═══ Listed entries ═══
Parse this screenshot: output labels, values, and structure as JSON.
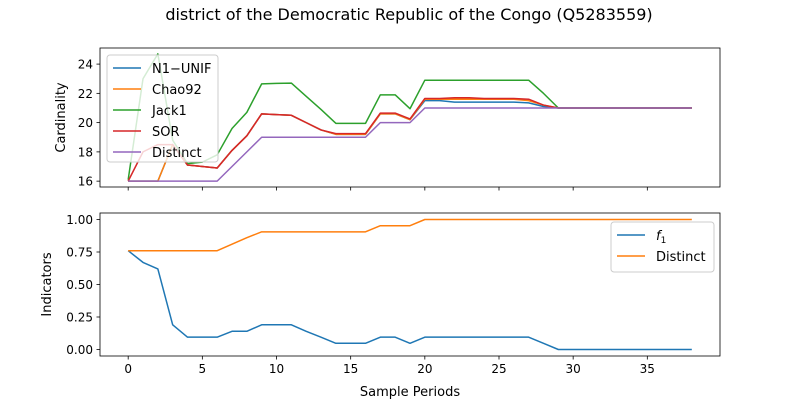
{
  "figure": {
    "title": "district of the Democratic Republic of the Congo (Q5283559)"
  },
  "chart_data": [
    {
      "type": "line",
      "xlabel": "",
      "ylabel": "Cardinality",
      "xlim": [
        -1.9,
        39.9
      ],
      "ylim": [
        15.6,
        25.1
      ],
      "xticks": [
        0,
        5,
        10,
        15,
        20,
        25,
        30,
        35
      ],
      "xtick_labels_visible": false,
      "yticks": [
        16,
        18,
        20,
        22,
        24
      ],
      "ytick_labels": [
        "16",
        "18",
        "20",
        "22",
        "24"
      ],
      "legend": "upper-left",
      "grid": false,
      "x": [
        0,
        1,
        2,
        3,
        4,
        5,
        6,
        7,
        8,
        9,
        10,
        11,
        12,
        13,
        14,
        15,
        16,
        17,
        18,
        19,
        20,
        21,
        22,
        23,
        24,
        25,
        26,
        27,
        28,
        29,
        30,
        31,
        32,
        33,
        34,
        35,
        36,
        37,
        38
      ],
      "series": [
        {
          "name": "N1−UNIF",
          "color": "#1f77b4",
          "values": [
            16,
            16,
            16,
            18.5,
            17.1,
            17.0,
            16.9,
            18.1,
            19.1,
            20.6,
            20.55,
            20.5,
            20.0,
            19.5,
            19.2,
            19.2,
            19.2,
            20.6,
            20.6,
            20.2,
            21.5,
            21.5,
            21.4,
            21.4,
            21.4,
            21.4,
            21.4,
            21.35,
            21.1,
            21.0,
            21.0,
            21.0,
            21.0,
            21.0,
            21.0,
            21.0,
            21.0,
            21.0,
            21.0
          ]
        },
        {
          "name": "Chao92",
          "color": "#ff7f0e",
          "values": [
            16,
            16,
            16,
            18.5,
            17.1,
            17.0,
            16.9,
            18.1,
            19.1,
            20.6,
            20.55,
            20.5,
            20.0,
            19.5,
            19.2,
            19.2,
            19.2,
            20.6,
            20.6,
            20.2,
            21.6,
            21.6,
            21.6,
            21.6,
            21.6,
            21.6,
            21.6,
            21.5,
            21.2,
            21.0,
            21.0,
            21.0,
            21.0,
            21.0,
            21.0,
            21.0,
            21.0,
            21.0,
            21.0
          ]
        },
        {
          "name": "Jack1",
          "color": "#2ca02c",
          "values": [
            16.1,
            23.0,
            24.7,
            18.8,
            17.2,
            17.3,
            17.8,
            19.6,
            20.7,
            22.65,
            22.68,
            22.7,
            21.8,
            20.9,
            19.95,
            19.95,
            19.95,
            21.9,
            21.9,
            20.95,
            22.9,
            22.9,
            22.9,
            22.9,
            22.9,
            22.9,
            22.9,
            22.9,
            22.0,
            21.0,
            21.0,
            21.0,
            21.0,
            21.0,
            21.0,
            21.0,
            21.0,
            21.0,
            21.0
          ]
        },
        {
          "name": "SOR",
          "color": "#d62728",
          "values": [
            16,
            18.0,
            18.5,
            18.5,
            17.1,
            17.0,
            16.9,
            18.1,
            19.1,
            20.6,
            20.55,
            20.5,
            20.0,
            19.5,
            19.25,
            19.25,
            19.25,
            20.65,
            20.65,
            20.25,
            21.65,
            21.65,
            21.7,
            21.7,
            21.65,
            21.65,
            21.65,
            21.6,
            21.2,
            21.0,
            21.0,
            21.0,
            21.0,
            21.0,
            21.0,
            21.0,
            21.0,
            21.0,
            21.0
          ]
        },
        {
          "name": "Distinct",
          "color": "#9467bd",
          "values": [
            16,
            16,
            16,
            16,
            16,
            16,
            16,
            17,
            18,
            19,
            19,
            19,
            19,
            19,
            19,
            19,
            19,
            20,
            20,
            20,
            21,
            21,
            21,
            21,
            21,
            21,
            21,
            21,
            21,
            21,
            21,
            21,
            21,
            21,
            21,
            21,
            21,
            21,
            21
          ]
        }
      ]
    },
    {
      "type": "line",
      "xlabel": "Sample Periods",
      "ylabel": "Indicators",
      "xlim": [
        -1.9,
        39.9
      ],
      "ylim": [
        -0.05,
        1.05
      ],
      "xticks": [
        0,
        5,
        10,
        15,
        20,
        25,
        30,
        35
      ],
      "xtick_labels": [
        "0",
        "5",
        "10",
        "15",
        "20",
        "25",
        "30",
        "35"
      ],
      "yticks": [
        0.0,
        0.25,
        0.5,
        0.75,
        1.0
      ],
      "ytick_labels": [
        "0.00",
        "0.25",
        "0.50",
        "0.75",
        "1.00"
      ],
      "legend": "upper-right",
      "grid": false,
      "x": [
        0,
        1,
        2,
        3,
        4,
        5,
        6,
        7,
        8,
        9,
        10,
        11,
        12,
        13,
        14,
        15,
        16,
        17,
        18,
        19,
        20,
        21,
        22,
        23,
        24,
        25,
        26,
        27,
        28,
        29,
        30,
        31,
        32,
        33,
        34,
        35,
        36,
        37,
        38
      ],
      "series": [
        {
          "name": "f",
          "name_subscript": "1",
          "color": "#1f77b4",
          "values": [
            0.76,
            0.67,
            0.62,
            0.19,
            0.095,
            0.095,
            0.095,
            0.14,
            0.14,
            0.19,
            0.19,
            0.19,
            0.14,
            0.095,
            0.048,
            0.048,
            0.048,
            0.095,
            0.095,
            0.048,
            0.095,
            0.095,
            0.095,
            0.095,
            0.095,
            0.095,
            0.095,
            0.095,
            0.048,
            0,
            0,
            0,
            0,
            0,
            0,
            0,
            0,
            0,
            0
          ]
        },
        {
          "name": "Distinct",
          "color": "#ff7f0e",
          "values": [
            0.76,
            0.76,
            0.76,
            0.76,
            0.76,
            0.76,
            0.76,
            0.81,
            0.86,
            0.905,
            0.905,
            0.905,
            0.905,
            0.905,
            0.905,
            0.905,
            0.905,
            0.952,
            0.952,
            0.952,
            1,
            1,
            1,
            1,
            1,
            1,
            1,
            1,
            1,
            1,
            1,
            1,
            1,
            1,
            1,
            1,
            1,
            1,
            1
          ]
        }
      ]
    }
  ]
}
═══
= Goal =
Copy the data character for character, but drop all pictures from the copy.

= Response to the task =
Parse this screenshot: output labels, values, and structure as JSON.
{
  "figure": {
    "title": "district of the Democratic Republic of the Congo (Q5283559)"
  },
  "chart_data": [
    {
      "type": "line",
      "xlabel": "",
      "ylabel": "Cardinality",
      "xlim": [
        -1.9,
        39.9
      ],
      "ylim": [
        15.6,
        25.1
      ],
      "xticks": [
        0,
        5,
        10,
        15,
        20,
        25,
        30,
        35
      ],
      "xtick_labels_visible": false,
      "yticks": [
        16,
        18,
        20,
        22,
        24
      ],
      "ytick_labels": [
        "16",
        "18",
        "20",
        "22",
        "24"
      ],
      "legend": "upper-left",
      "grid": false,
      "x": [
        0,
        1,
        2,
        3,
        4,
        5,
        6,
        7,
        8,
        9,
        10,
        11,
        12,
        13,
        14,
        15,
        16,
        17,
        18,
        19,
        20,
        21,
        22,
        23,
        24,
        25,
        26,
        27,
        28,
        29,
        30,
        31,
        32,
        33,
        34,
        35,
        36,
        37,
        38
      ],
      "series": [
        {
          "name": "N1−UNIF",
          "color": "#1f77b4",
          "values": [
            16,
            16,
            16,
            18.5,
            17.1,
            17.0,
            16.9,
            18.1,
            19.1,
            20.6,
            20.55,
            20.5,
            20.0,
            19.5,
            19.2,
            19.2,
            19.2,
            20.6,
            20.6,
            20.2,
            21.5,
            21.5,
            21.4,
            21.4,
            21.4,
            21.4,
            21.4,
            21.35,
            21.1,
            21.0,
            21.0,
            21.0,
            21.0,
            21.0,
            21.0,
            21.0,
            21.0,
            21.0,
            21.0
          ]
        },
        {
          "name": "Chao92",
          "color": "#ff7f0e",
          "values": [
            16,
            16,
            16,
            18.5,
            17.1,
            17.0,
            16.9,
            18.1,
            19.1,
            20.6,
            20.55,
            20.5,
            20.0,
            19.5,
            19.2,
            19.2,
            19.2,
            20.6,
            20.6,
            20.2,
            21.6,
            21.6,
            21.6,
            21.6,
            21.6,
            21.6,
            21.6,
            21.5,
            21.2,
            21.0,
            21.0,
            21.0,
            21.0,
            21.0,
            21.0,
            21.0,
            21.0,
            21.0,
            21.0
          ]
        },
        {
          "name": "Jack1",
          "color": "#2ca02c",
          "values": [
            16.1,
            23.0,
            24.7,
            18.8,
            17.2,
            17.3,
            17.8,
            19.6,
            20.7,
            22.65,
            22.68,
            22.7,
            21.8,
            20.9,
            19.95,
            19.95,
            19.95,
            21.9,
            21.9,
            20.95,
            22.9,
            22.9,
            22.9,
            22.9,
            22.9,
            22.9,
            22.9,
            22.9,
            22.0,
            21.0,
            21.0,
            21.0,
            21.0,
            21.0,
            21.0,
            21.0,
            21.0,
            21.0,
            21.0
          ]
        },
        {
          "name": "SOR",
          "color": "#d62728",
          "values": [
            16,
            18.0,
            18.5,
            18.5,
            17.1,
            17.0,
            16.9,
            18.1,
            19.1,
            20.6,
            20.55,
            20.5,
            20.0,
            19.5,
            19.25,
            19.25,
            19.25,
            20.65,
            20.65,
            20.25,
            21.65,
            21.65,
            21.7,
            21.7,
            21.65,
            21.65,
            21.65,
            21.6,
            21.2,
            21.0,
            21.0,
            21.0,
            21.0,
            21.0,
            21.0,
            21.0,
            21.0,
            21.0,
            21.0
          ]
        },
        {
          "name": "Distinct",
          "color": "#9467bd",
          "values": [
            16,
            16,
            16,
            16,
            16,
            16,
            16,
            17,
            18,
            19,
            19,
            19,
            19,
            19,
            19,
            19,
            19,
            20,
            20,
            20,
            21,
            21,
            21,
            21,
            21,
            21,
            21,
            21,
            21,
            21,
            21,
            21,
            21,
            21,
            21,
            21,
            21,
            21,
            21
          ]
        }
      ]
    },
    {
      "type": "line",
      "xlabel": "Sample Periods",
      "ylabel": "Indicators",
      "xlim": [
        -1.9,
        39.9
      ],
      "ylim": [
        -0.05,
        1.05
      ],
      "xticks": [
        0,
        5,
        10,
        15,
        20,
        25,
        30,
        35
      ],
      "xtick_labels": [
        "0",
        "5",
        "10",
        "15",
        "20",
        "25",
        "30",
        "35"
      ],
      "yticks": [
        0.0,
        0.25,
        0.5,
        0.75,
        1.0
      ],
      "ytick_labels": [
        "0.00",
        "0.25",
        "0.50",
        "0.75",
        "1.00"
      ],
      "legend": "upper-right",
      "grid": false,
      "x": [
        0,
        1,
        2,
        3,
        4,
        5,
        6,
        7,
        8,
        9,
        10,
        11,
        12,
        13,
        14,
        15,
        16,
        17,
        18,
        19,
        20,
        21,
        22,
        23,
        24,
        25,
        26,
        27,
        28,
        29,
        30,
        31,
        32,
        33,
        34,
        35,
        36,
        37,
        38
      ],
      "series": [
        {
          "name": "f",
          "name_subscript": "1",
          "color": "#1f77b4",
          "values": [
            0.76,
            0.67,
            0.62,
            0.19,
            0.095,
            0.095,
            0.095,
            0.14,
            0.14,
            0.19,
            0.19,
            0.19,
            0.14,
            0.095,
            0.048,
            0.048,
            0.048,
            0.095,
            0.095,
            0.048,
            0.095,
            0.095,
            0.095,
            0.095,
            0.095,
            0.095,
            0.095,
            0.095,
            0.048,
            0,
            0,
            0,
            0,
            0,
            0,
            0,
            0,
            0,
            0
          ]
        },
        {
          "name": "Distinct",
          "color": "#ff7f0e",
          "values": [
            0.76,
            0.76,
            0.76,
            0.76,
            0.76,
            0.76,
            0.76,
            0.81,
            0.86,
            0.905,
            0.905,
            0.905,
            0.905,
            0.905,
            0.905,
            0.905,
            0.905,
            0.952,
            0.952,
            0.952,
            1,
            1,
            1,
            1,
            1,
            1,
            1,
            1,
            1,
            1,
            1,
            1,
            1,
            1,
            1,
            1,
            1,
            1,
            1
          ]
        }
      ]
    }
  ]
}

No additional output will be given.